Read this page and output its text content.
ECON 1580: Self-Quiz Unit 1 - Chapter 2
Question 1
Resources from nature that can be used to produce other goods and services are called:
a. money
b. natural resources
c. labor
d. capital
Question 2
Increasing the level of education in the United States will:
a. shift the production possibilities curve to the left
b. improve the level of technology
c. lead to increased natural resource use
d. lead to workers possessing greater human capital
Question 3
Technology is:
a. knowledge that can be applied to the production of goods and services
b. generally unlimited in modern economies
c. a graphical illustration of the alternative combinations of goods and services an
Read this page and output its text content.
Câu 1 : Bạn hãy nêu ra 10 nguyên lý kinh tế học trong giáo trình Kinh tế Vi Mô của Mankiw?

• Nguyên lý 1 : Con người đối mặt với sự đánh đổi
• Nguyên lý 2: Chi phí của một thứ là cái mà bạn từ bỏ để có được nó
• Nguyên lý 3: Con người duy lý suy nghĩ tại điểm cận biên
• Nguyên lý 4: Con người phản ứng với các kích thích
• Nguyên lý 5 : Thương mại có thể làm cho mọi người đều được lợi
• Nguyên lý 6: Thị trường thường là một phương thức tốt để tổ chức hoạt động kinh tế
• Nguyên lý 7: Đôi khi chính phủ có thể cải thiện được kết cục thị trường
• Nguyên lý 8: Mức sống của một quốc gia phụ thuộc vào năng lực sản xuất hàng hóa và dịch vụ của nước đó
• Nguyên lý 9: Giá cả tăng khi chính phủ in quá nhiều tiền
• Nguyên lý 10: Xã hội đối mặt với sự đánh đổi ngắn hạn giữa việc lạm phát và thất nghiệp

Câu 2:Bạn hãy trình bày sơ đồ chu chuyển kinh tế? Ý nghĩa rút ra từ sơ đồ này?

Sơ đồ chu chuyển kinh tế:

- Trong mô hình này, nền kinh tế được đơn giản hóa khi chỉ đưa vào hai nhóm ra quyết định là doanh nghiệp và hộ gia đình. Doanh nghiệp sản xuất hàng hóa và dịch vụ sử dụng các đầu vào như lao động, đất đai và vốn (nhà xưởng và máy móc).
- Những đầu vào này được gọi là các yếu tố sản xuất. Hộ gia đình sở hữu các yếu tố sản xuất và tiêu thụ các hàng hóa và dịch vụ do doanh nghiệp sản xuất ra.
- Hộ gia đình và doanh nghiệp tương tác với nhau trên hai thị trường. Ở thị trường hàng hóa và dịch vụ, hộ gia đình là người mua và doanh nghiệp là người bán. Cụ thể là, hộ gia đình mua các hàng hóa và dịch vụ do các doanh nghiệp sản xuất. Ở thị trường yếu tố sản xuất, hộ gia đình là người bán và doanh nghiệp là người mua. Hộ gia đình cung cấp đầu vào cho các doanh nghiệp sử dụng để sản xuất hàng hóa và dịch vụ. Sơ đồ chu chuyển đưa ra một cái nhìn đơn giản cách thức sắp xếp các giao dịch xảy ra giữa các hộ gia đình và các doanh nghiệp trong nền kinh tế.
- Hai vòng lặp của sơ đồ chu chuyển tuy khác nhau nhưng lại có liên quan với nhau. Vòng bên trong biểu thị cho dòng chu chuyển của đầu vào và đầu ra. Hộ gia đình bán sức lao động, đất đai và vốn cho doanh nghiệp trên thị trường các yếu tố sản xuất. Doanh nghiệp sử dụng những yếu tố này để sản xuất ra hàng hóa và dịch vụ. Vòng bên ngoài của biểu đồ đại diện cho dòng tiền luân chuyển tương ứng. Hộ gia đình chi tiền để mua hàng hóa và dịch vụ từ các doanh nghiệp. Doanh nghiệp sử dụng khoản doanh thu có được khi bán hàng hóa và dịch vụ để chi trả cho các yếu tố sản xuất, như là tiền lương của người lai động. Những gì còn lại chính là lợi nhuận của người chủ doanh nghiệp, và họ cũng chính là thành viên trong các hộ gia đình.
============================================================
* [GIVEN PROBLEM]: Print again each line of the listing above, exactly as it appears.

* [SOLVED EXERCISE]:
Read this page and output its text content.
ECON 1580: Self-Quiz Unit 1 - Chapter 2
Question 1
Resources from nature that can be used to produce other goods and services are called:
a. money
b. natural resources
c. labor
d. capital
Question 2
Increasing the level of education in the United States will:
a. shift the production possibilities curve to the left
b. improve the level of technology
c. lead to increased natural resource use
d. lead to workers possessing greater human capital
Question 3
Technology is:
a. knowledge that can be applied to the production of goods and services
b. generally unlimited in modern economies
c. a graphical illustration of the alternative combinations of goods and services an
Read this page and output its text content.
Câu 1 : Bạn hãy nêu ra 10 nguyên lý kinh tế học trong giáo trình Kinh tế Vi Mô của Mankiw?

• Nguyên lý 1 : Con người đối mặt với sự đánh đổi
• Nguyên lý 2: Chi phí của một thứ là cái mà bạn từ bỏ để có được nó
• Nguyên lý 3: Con người duy lý suy nghĩ tại điểm cận biên
• Nguyên lý 4: Con người phản ứng với các kích thích
• Nguyên lý 5 : Thương mại có thể làm cho mọi người đều được lợi
• Nguyên lý 6: Thị trường thường là một phương thức tốt để tổ chức hoạt động kinh tế
• Nguyên lý 7: Đôi khi chính phủ có thể cải thiện được kết cục thị trường
• Nguyên lý 8: Mức sống của một quốc gia phụ thuộc vào năng lực sản xuất hàng hóa và dịch vụ của nước đó
• Nguyên lý 9: Giá cả tăng khi chính phủ in quá nhiều tiền
• Nguyên lý 10: Xã hội đối mặt với sự đánh đổi ngắn hạn giữa việc lạm phát và thất nghiệp

Câu 2:Bạn hãy trình bày sơ đồ chu chuyển kinh tế? Ý nghĩa rút ra từ sơ đồ này?

Sơ đồ chu chuyển kinh tế:

- Trong mô hình này, nền kinh tế được đơn giản hóa khi chỉ đưa vào hai nhóm ra quyết định là doanh nghiệp và hộ gia đình. Doanh nghiệp sản xuất hàng hóa và dịch vụ sử dụng các đầu vào như lao động, đất đai và vốn (nhà xưởng và máy móc).
- Những đầu vào này được gọi là các yếu tố sản xuất. Hộ gia đình sở hữu các yếu tố sản xuất và tiêu thụ các hàng hóa và dịch vụ do doanh nghiệp sản xuất ra.
- Hộ gia đình và doanh nghiệp tương tác với nhau trên hai thị trường. Ở thị trường hàng hóa và dịch vụ, hộ gia đình là người mua và doanh nghiệp là người bán. Cụ thể là, hộ gia đình mua các hàng hóa và dịch vụ do các doanh nghiệp sản xuất. Ở thị trường yếu tố sản xuất, hộ gia đình là người bán và doanh nghiệp là người mua. Hộ gia đình cung cấp đầu vào cho các doanh nghiệp sử dụng để sản xuất hàng hóa và dịch vụ. Sơ đồ chu chuyển đưa ra một cái nhìn đơn giản cách thức sắp xếp các giao dịch xảy ra giữa các hộ gia đình và các doanh nghiệp trong nền kinh tế.
- Hai vòng lặp của sơ đồ chu chuyển tuy khác nhau nhưng lại có liên quan với nhau. Vòng bên trong biểu thị cho dòng chu chuyển của đầu vào và đầu ra. Hộ gia đình bán sức lao động, đất đai và vốn cho doanh nghiệp trên thị trường các yếu tố sản xuất. Doanh nghiệp sử dụng những yếu tố này để sản xuất ra hàng hóa và dịch vụ. Vòng bên ngoài của biểu đồ đại diện cho dòng tiền luân chuyển tương ứng. Hộ gia đình chi tiền để mua hàng hóa và dịch vụ từ các doanh nghiệp. Doanh nghiệp sử dụng khoản doanh thu có được khi bán hàng hóa và dịch vụ để chi trả cho các yếu tố sản xuất, như là tiền lương của người lai động. Những gì còn lại chính là lợi nhuận của người chủ doanh nghiệp, và họ cũng chính là thành viên trong các hộ gia đình.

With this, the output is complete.